**WRITTEN INSTRUCTION**: Write out all of the entries exactly as given.

**EXERCISE MATERIAL**:

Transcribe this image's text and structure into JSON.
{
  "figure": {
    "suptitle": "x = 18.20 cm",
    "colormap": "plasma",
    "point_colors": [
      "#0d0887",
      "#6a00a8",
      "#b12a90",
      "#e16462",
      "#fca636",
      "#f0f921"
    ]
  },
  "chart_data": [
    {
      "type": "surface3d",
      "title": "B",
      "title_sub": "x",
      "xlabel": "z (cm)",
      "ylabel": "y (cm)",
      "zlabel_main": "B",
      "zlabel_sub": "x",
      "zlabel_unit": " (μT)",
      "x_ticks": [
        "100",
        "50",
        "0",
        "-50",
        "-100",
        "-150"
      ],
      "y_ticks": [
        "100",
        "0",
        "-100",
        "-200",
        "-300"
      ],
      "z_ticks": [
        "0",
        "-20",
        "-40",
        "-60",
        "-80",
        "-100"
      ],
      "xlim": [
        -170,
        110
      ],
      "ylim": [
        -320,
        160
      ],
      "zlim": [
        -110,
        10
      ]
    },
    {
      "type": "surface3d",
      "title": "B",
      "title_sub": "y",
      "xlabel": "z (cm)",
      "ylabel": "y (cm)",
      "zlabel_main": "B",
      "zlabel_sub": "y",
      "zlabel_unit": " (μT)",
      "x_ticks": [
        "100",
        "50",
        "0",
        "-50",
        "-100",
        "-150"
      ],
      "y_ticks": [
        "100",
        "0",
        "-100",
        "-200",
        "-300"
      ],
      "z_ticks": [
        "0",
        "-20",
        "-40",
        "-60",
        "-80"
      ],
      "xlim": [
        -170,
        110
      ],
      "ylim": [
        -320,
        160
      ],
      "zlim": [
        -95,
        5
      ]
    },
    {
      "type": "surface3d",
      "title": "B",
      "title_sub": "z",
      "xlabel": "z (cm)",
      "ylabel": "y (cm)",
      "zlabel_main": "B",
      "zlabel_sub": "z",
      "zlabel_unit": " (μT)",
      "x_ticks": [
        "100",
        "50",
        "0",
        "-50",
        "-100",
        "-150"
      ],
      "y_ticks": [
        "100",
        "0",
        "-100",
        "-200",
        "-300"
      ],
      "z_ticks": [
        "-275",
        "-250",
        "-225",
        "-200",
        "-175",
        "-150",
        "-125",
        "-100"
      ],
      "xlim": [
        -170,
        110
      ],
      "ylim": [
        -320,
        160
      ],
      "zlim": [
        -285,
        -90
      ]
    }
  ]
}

**RESPONSE**:
Transcribe this image's text and structure into JSON.
{
  "figure": {
    "suptitle": "x = 18.20 cm",
    "colormap": "plasma",
    "point_colors": [
      "#0d0887",
      "#6a00a8",
      "#b12a90",
      "#e16462",
      "#fca636",
      "#f0f921"
    ]
  },
  "chart_data": [
    {
      "type": "surface3d",
      "title": "B",
      "title_sub": "x",
      "xlabel": "z (cm)",
      "ylabel": "y (cm)",
      "zlabel_main": "B",
      "zlabel_sub": "x",
      "zlabel_unit": " (μT)",
      "x_ticks": [
        "100",
        "50",
        "0",
        "-50",
        "-100",
        "-150"
      ],
      "y_ticks": [
        "100",
        "0",
        "-100",
        "-200",
        "-300"
      ],
      "z_ticks": [
        "0",
        "-20",
        "-40",
        "-60",
        "-80",
        "-100"
      ],
      "xlim": [
        -170,
        110
      ],
      "ylim": [
        -320,
        160
      ],
      "zlim": [
        -110,
        10
      ]
    },
    {
      "type": "surface3d",
      "title": "B",
      "title_sub": "y",
      "xlabel": "z (cm)",
      "ylabel": "y (cm)",
      "zlabel_main": "B",
      "zlabel_sub": "y",
      "zlabel_unit": " (μT)",
      "x_ticks": [
        "100",
        "50",
        "0",
        "-50",
        "-100",
        "-150"
      ],
      "y_ticks": [
        "100",
        "0",
        "-100",
        "-200",
        "-300"
      ],
      "z_ticks": [
        "0",
        "-20",
        "-40",
        "-60",
        "-80"
      ],
      "xlim": [
        -170,
        110
      ],
      "ylim": [
        -320,
        160
      ],
      "zlim": [
        -95,
        5
      ]
    },
    {
      "type": "surface3d",
      "title": "B",
      "title_sub": "z",
      "xlabel": "z (cm)",
      "ylabel": "y (cm)",
      "zlabel_main": "B",
      "zlabel_sub": "z",
      "zlabel_unit": " (μT)",
      "x_ticks": [
        "100",
        "50",
        "0",
        "-50",
        "-100",
        "-150"
      ],
      "y_ticks": [
        "100",
        "0",
        "-100",
        "-200",
        "-300"
      ],
      "z_ticks": [
        "-275",
        "-250",
        "-225",
        "-200",
        "-175",
        "-150",
        "-125",
        "-100"
      ],
      "xlim": [
        -170,
        110
      ],
      "ylim": [
        -320,
        160
      ],
      "zlim": [
        -285,
        -90
      ]
    }
  ]
}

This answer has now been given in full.